→ **Task prompt**: Scan the records below for lines with the word "label", then state how many you find and nothing else.

→ **Rows**:
☆ ☆ ☆ ☆ ☆

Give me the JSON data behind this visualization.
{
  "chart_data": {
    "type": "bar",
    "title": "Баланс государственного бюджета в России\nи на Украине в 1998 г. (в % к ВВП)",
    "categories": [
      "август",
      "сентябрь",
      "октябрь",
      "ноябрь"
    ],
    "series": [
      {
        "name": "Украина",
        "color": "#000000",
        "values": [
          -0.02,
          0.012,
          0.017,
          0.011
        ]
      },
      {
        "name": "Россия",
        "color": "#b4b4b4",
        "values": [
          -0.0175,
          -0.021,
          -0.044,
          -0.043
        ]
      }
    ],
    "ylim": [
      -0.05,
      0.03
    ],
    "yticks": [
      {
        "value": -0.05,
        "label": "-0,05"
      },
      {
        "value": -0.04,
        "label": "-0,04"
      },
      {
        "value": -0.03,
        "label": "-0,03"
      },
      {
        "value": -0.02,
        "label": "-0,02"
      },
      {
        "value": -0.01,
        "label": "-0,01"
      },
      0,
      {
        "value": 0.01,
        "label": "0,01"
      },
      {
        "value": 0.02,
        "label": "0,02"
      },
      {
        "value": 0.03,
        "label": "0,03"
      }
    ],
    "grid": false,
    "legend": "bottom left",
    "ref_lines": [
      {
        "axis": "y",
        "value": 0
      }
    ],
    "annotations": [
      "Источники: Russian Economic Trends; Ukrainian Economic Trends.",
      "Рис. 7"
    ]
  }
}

☆ ☆ ☆ ☆ ☆

→ **Written reply**: 8